Restate the whole of the material. Keep every word, and drop the pictures.

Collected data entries
■ ■ ■ ■

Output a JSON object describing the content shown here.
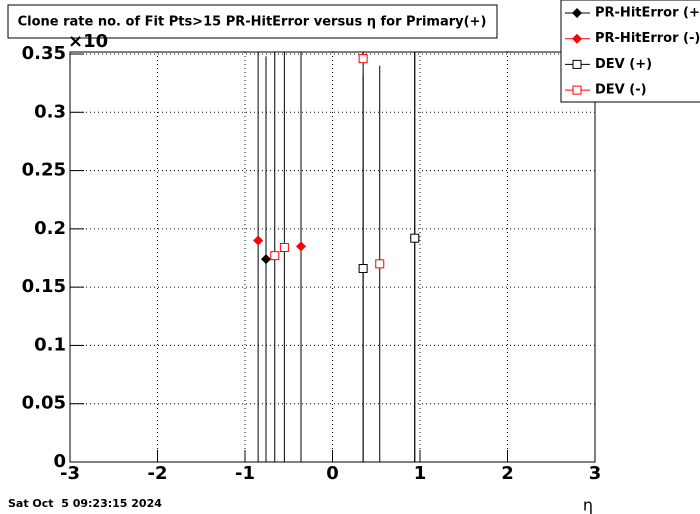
{
  "chart_data": {
    "type": "scatter",
    "title": "Clone rate no. of Fit Pts>15 PR-HitError versus η for Primary(+)",
    "x_label": "η",
    "y_multiplier": "×10",
    "timestamp": "Sat Oct  5 09:23:15 2024",
    "xlim": [
      -3,
      3
    ],
    "xticks": [
      -3,
      -2,
      -1,
      0,
      1,
      2,
      3
    ],
    "ylim": [
      0,
      0.35
    ],
    "yticks": [
      0,
      0.05,
      0.1,
      0.15,
      0.2,
      0.25,
      0.3,
      0.35
    ],
    "grid": true,
    "legend": "top-right",
    "series": [
      {
        "name": "PR-HitError (+)",
        "color": "#000000",
        "marker": "diamond",
        "x": [
          -0.76,
          0.94
        ],
        "values": [
          0.174,
          0.192
        ],
        "errors": [
          0.174,
          0.192
        ]
      },
      {
        "name": "PR-HitError (-)",
        "color": "#ff0000",
        "marker": "diamond",
        "x": [
          -0.85,
          -0.36
        ],
        "values": [
          0.19,
          0.185
        ],
        "errors": [
          0.19,
          0.185
        ]
      },
      {
        "name": "DEV (+)",
        "color": "#000000",
        "marker": "square-open",
        "x": [
          0.35,
          0.94
        ],
        "values": [
          0.166,
          0.192
        ],
        "errors": [
          0.166,
          0.192
        ]
      },
      {
        "name": "DEV (-)",
        "color": "#ff0000",
        "marker": "square-open",
        "x": [
          -0.66,
          -0.55,
          0.35,
          0.54
        ],
        "values": [
          0.177,
          0.184,
          0.346,
          0.17
        ],
        "errors": [
          0.177,
          0.184,
          0.346,
          0.17
        ]
      }
    ]
  }
}
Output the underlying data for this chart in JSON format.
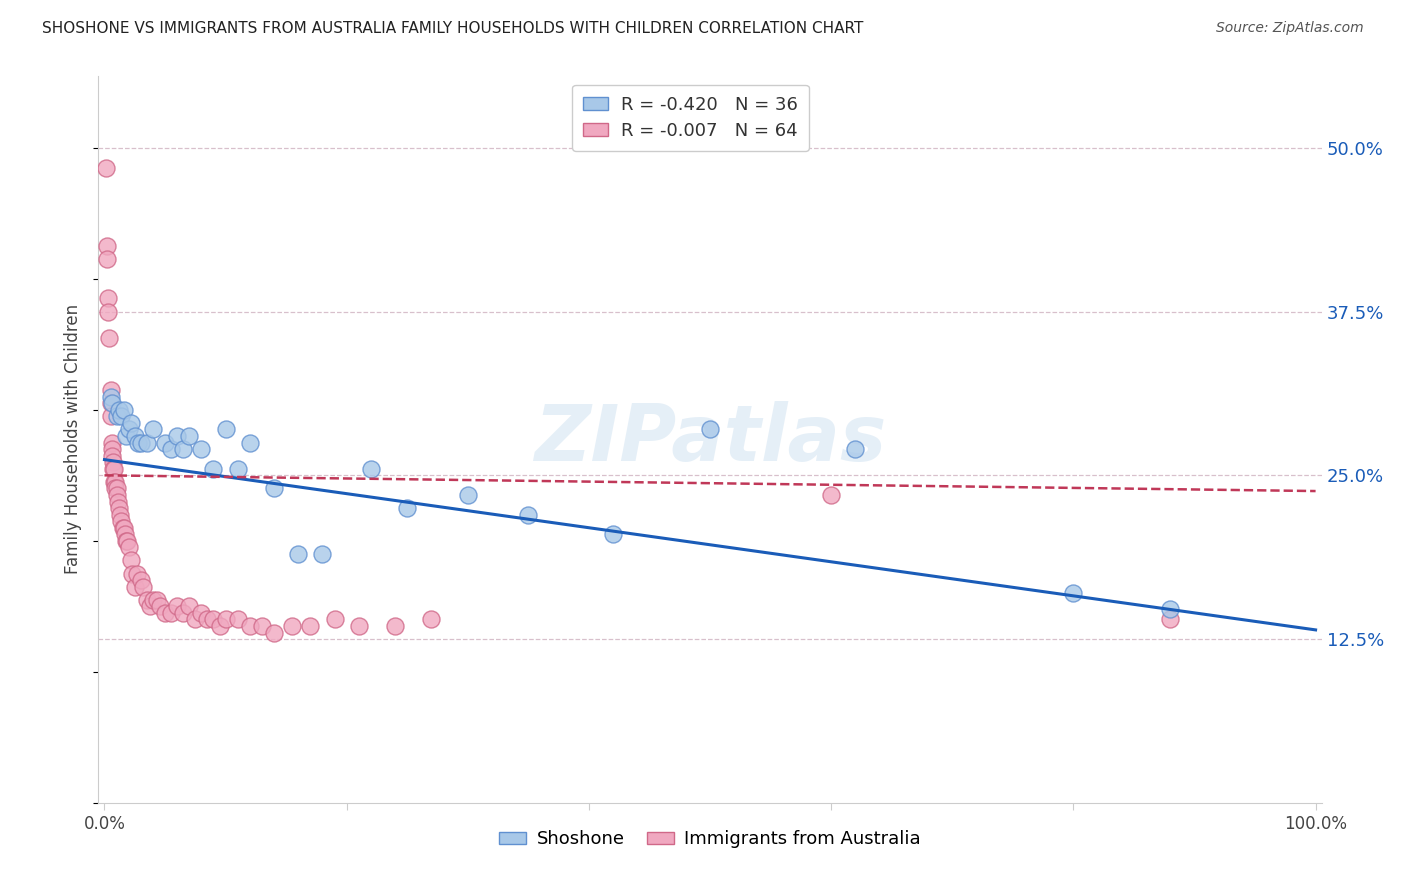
{
  "title": "SHOSHONE VS IMMIGRANTS FROM AUSTRALIA FAMILY HOUSEHOLDS WITH CHILDREN CORRELATION CHART",
  "source": "Source: ZipAtlas.com",
  "ylabel": "Family Households with Children",
  "xlim_min": -0.005,
  "xlim_max": 1.005,
  "ylim_min": 0.0,
  "ylim_max": 0.555,
  "yticks": [
    0.125,
    0.25,
    0.375,
    0.5
  ],
  "ytick_labels": [
    "12.5%",
    "25.0%",
    "37.5%",
    "50.0%"
  ],
  "xticks": [
    0.0,
    0.2,
    0.4,
    0.6,
    0.8,
    1.0
  ],
  "xtick_labels": [
    "0.0%",
    "",
    "",
    "",
    "",
    "100.0%"
  ],
  "legend_r1": "R = -0.420",
  "legend_n1": "N = 36",
  "legend_r2": "R = -0.007",
  "legend_n2": "N = 64",
  "shoshone_color": "#a8c8e8",
  "australia_color": "#f0a8c0",
  "shoshone_edge_color": "#6090d0",
  "australia_edge_color": "#d06888",
  "shoshone_line_color": "#1a5cb8",
  "australia_line_color": "#c03858",
  "background_color": "#ffffff",
  "grid_color": "#d8c0cc",
  "watermark": "ZIPatlas",
  "shoshone_x": [
    0.005,
    0.006,
    0.01,
    0.012,
    0.014,
    0.016,
    0.018,
    0.02,
    0.022,
    0.025,
    0.028,
    0.03,
    0.035,
    0.04,
    0.05,
    0.055,
    0.06,
    0.065,
    0.07,
    0.08,
    0.09,
    0.1,
    0.11,
    0.12,
    0.14,
    0.16,
    0.18,
    0.22,
    0.25,
    0.3,
    0.35,
    0.42,
    0.5,
    0.62,
    0.8,
    0.88
  ],
  "shoshone_y": [
    0.31,
    0.305,
    0.295,
    0.3,
    0.295,
    0.3,
    0.28,
    0.285,
    0.29,
    0.28,
    0.275,
    0.275,
    0.275,
    0.285,
    0.275,
    0.27,
    0.28,
    0.27,
    0.28,
    0.27,
    0.255,
    0.285,
    0.255,
    0.275,
    0.24,
    0.19,
    0.19,
    0.255,
    0.225,
    0.235,
    0.22,
    0.205,
    0.285,
    0.27,
    0.16,
    0.148
  ],
  "australia_x": [
    0.001,
    0.002,
    0.002,
    0.003,
    0.003,
    0.004,
    0.005,
    0.005,
    0.005,
    0.006,
    0.006,
    0.006,
    0.007,
    0.007,
    0.008,
    0.008,
    0.009,
    0.009,
    0.01,
    0.01,
    0.011,
    0.012,
    0.013,
    0.014,
    0.015,
    0.016,
    0.017,
    0.018,
    0.019,
    0.02,
    0.022,
    0.023,
    0.025,
    0.027,
    0.03,
    0.032,
    0.035,
    0.038,
    0.04,
    0.043,
    0.046,
    0.05,
    0.055,
    0.06,
    0.065,
    0.07,
    0.075,
    0.08,
    0.085,
    0.09,
    0.095,
    0.1,
    0.11,
    0.12,
    0.13,
    0.14,
    0.155,
    0.17,
    0.19,
    0.21,
    0.24,
    0.27,
    0.6,
    0.88
  ],
  "australia_y": [
    0.485,
    0.425,
    0.415,
    0.385,
    0.375,
    0.355,
    0.315,
    0.305,
    0.295,
    0.275,
    0.27,
    0.265,
    0.26,
    0.255,
    0.255,
    0.245,
    0.245,
    0.24,
    0.24,
    0.235,
    0.23,
    0.225,
    0.22,
    0.215,
    0.21,
    0.21,
    0.205,
    0.2,
    0.2,
    0.195,
    0.185,
    0.175,
    0.165,
    0.175,
    0.17,
    0.165,
    0.155,
    0.15,
    0.155,
    0.155,
    0.15,
    0.145,
    0.145,
    0.15,
    0.145,
    0.15,
    0.14,
    0.145,
    0.14,
    0.14,
    0.135,
    0.14,
    0.14,
    0.135,
    0.135,
    0.13,
    0.135,
    0.135,
    0.14,
    0.135,
    0.135,
    0.14,
    0.235,
    0.14
  ]
}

■ ■ ■ ■

▶ **Task result**:
Output a JSON object describing the content shown here.
{
  "chart_data": {
    "type": "scatter",
    "title": "Clone rate no. of Fit Pts>15 PR-HitError versus η for Primary(+)",
    "x_label": "η",
    "y_multiplier": "×10",
    "timestamp": "Sat Oct  5 09:23:15 2024",
    "xlim": [
      -3,
      3
    ],
    "xticks": [
      -3,
      -2,
      -1,
      0,
      1,
      2,
      3
    ],
    "ylim": [
      0,
      0.35
    ],
    "yticks": [
      0,
      0.05,
      0.1,
      0.15,
      0.2,
      0.25,
      0.3,
      0.35
    ],
    "grid": true,
    "legend": "top-right",
    "series": [
      {
        "name": "PR-HitError (+)",
        "color": "#000000",
        "marker": "diamond",
        "x": [
          -0.76,
          0.94
        ],
        "values": [
          0.174,
          0.192
        ],
        "errors": [
          0.174,
          0.192
        ]
      },
      {
        "name": "PR-HitError (-)",
        "color": "#ff0000",
        "marker": "diamond",
        "x": [
          -0.85,
          -0.36
        ],
        "values": [
          0.19,
          0.185
        ],
        "errors": [
          0.19,
          0.185
        ]
      },
      {
        "name": "DEV (+)",
        "color": "#000000",
        "marker": "square-open",
        "x": [
          0.35,
          0.94
        ],
        "values": [
          0.166,
          0.192
        ],
        "errors": [
          0.166,
          0.192
        ]
      },
      {
        "name": "DEV (-)",
        "color": "#ff0000",
        "marker": "square-open",
        "x": [
          -0.66,
          -0.55,
          0.35,
          0.54
        ],
        "values": [
          0.177,
          0.184,
          0.346,
          0.17
        ],
        "errors": [
          0.177,
          0.184,
          0.346,
          0.17
        ]
      }
    ]
  }
}
Output the underlying data for this chart in JSON format.
{
  "title": "SHOSHONE VS IMMIGRANTS FROM AUSTRALIA FAMILY HOUSEHOLDS WITH CHILDREN CORRELATION CHART",
  "source": "Source: ZipAtlas.com",
  "ylabel": "Family Households with Children",
  "xlim_min": -0.005,
  "xlim_max": 1.005,
  "ylim_min": 0.0,
  "ylim_max": 0.555,
  "yticks": [
    0.125,
    0.25,
    0.375,
    0.5
  ],
  "ytick_labels": [
    "12.5%",
    "25.0%",
    "37.5%",
    "50.0%"
  ],
  "xticks": [
    0.0,
    0.2,
    0.4,
    0.6,
    0.8,
    1.0
  ],
  "xtick_labels": [
    "0.0%",
    "",
    "",
    "",
    "",
    "100.0%"
  ],
  "legend_r1": "R = -0.420",
  "legend_n1": "N = 36",
  "legend_r2": "R = -0.007",
  "legend_n2": "N = 64",
  "shoshone_color": "#a8c8e8",
  "australia_color": "#f0a8c0",
  "shoshone_edge_color": "#6090d0",
  "australia_edge_color": "#d06888",
  "shoshone_line_color": "#1a5cb8",
  "australia_line_color": "#c03858",
  "background_color": "#ffffff",
  "grid_color": "#d8c0cc",
  "watermark": "ZIPatlas",
  "shoshone_x": [
    0.005,
    0.006,
    0.01,
    0.012,
    0.014,
    0.016,
    0.018,
    0.02,
    0.022,
    0.025,
    0.028,
    0.03,
    0.035,
    0.04,
    0.05,
    0.055,
    0.06,
    0.065,
    0.07,
    0.08,
    0.09,
    0.1,
    0.11,
    0.12,
    0.14,
    0.16,
    0.18,
    0.22,
    0.25,
    0.3,
    0.35,
    0.42,
    0.5,
    0.62,
    0.8,
    0.88
  ],
  "shoshone_y": [
    0.31,
    0.305,
    0.295,
    0.3,
    0.295,
    0.3,
    0.28,
    0.285,
    0.29,
    0.28,
    0.275,
    0.275,
    0.275,
    0.285,
    0.275,
    0.27,
    0.28,
    0.27,
    0.28,
    0.27,
    0.255,
    0.285,
    0.255,
    0.275,
    0.24,
    0.19,
    0.19,
    0.255,
    0.225,
    0.235,
    0.22,
    0.205,
    0.285,
    0.27,
    0.16,
    0.148
  ],
  "australia_x": [
    0.001,
    0.002,
    0.002,
    0.003,
    0.003,
    0.004,
    0.005,
    0.005,
    0.005,
    0.006,
    0.006,
    0.006,
    0.007,
    0.007,
    0.008,
    0.008,
    0.009,
    0.009,
    0.01,
    0.01,
    0.011,
    0.012,
    0.013,
    0.014,
    0.015,
    0.016,
    0.017,
    0.018,
    0.019,
    0.02,
    0.022,
    0.023,
    0.025,
    0.027,
    0.03,
    0.032,
    0.035,
    0.038,
    0.04,
    0.043,
    0.046,
    0.05,
    0.055,
    0.06,
    0.065,
    0.07,
    0.075,
    0.08,
    0.085,
    0.09,
    0.095,
    0.1,
    0.11,
    0.12,
    0.13,
    0.14,
    0.155,
    0.17,
    0.19,
    0.21,
    0.24,
    0.27,
    0.6,
    0.88
  ],
  "australia_y": [
    0.485,
    0.425,
    0.415,
    0.385,
    0.375,
    0.355,
    0.315,
    0.305,
    0.295,
    0.275,
    0.27,
    0.265,
    0.26,
    0.255,
    0.255,
    0.245,
    0.245,
    0.24,
    0.24,
    0.235,
    0.23,
    0.225,
    0.22,
    0.215,
    0.21,
    0.21,
    0.205,
    0.2,
    0.2,
    0.195,
    0.185,
    0.175,
    0.165,
    0.175,
    0.17,
    0.165,
    0.155,
    0.15,
    0.155,
    0.155,
    0.15,
    0.145,
    0.145,
    0.15,
    0.145,
    0.15,
    0.14,
    0.145,
    0.14,
    0.14,
    0.135,
    0.14,
    0.14,
    0.135,
    0.135,
    0.13,
    0.135,
    0.135,
    0.14,
    0.135,
    0.135,
    0.14,
    0.235,
    0.14
  ]
}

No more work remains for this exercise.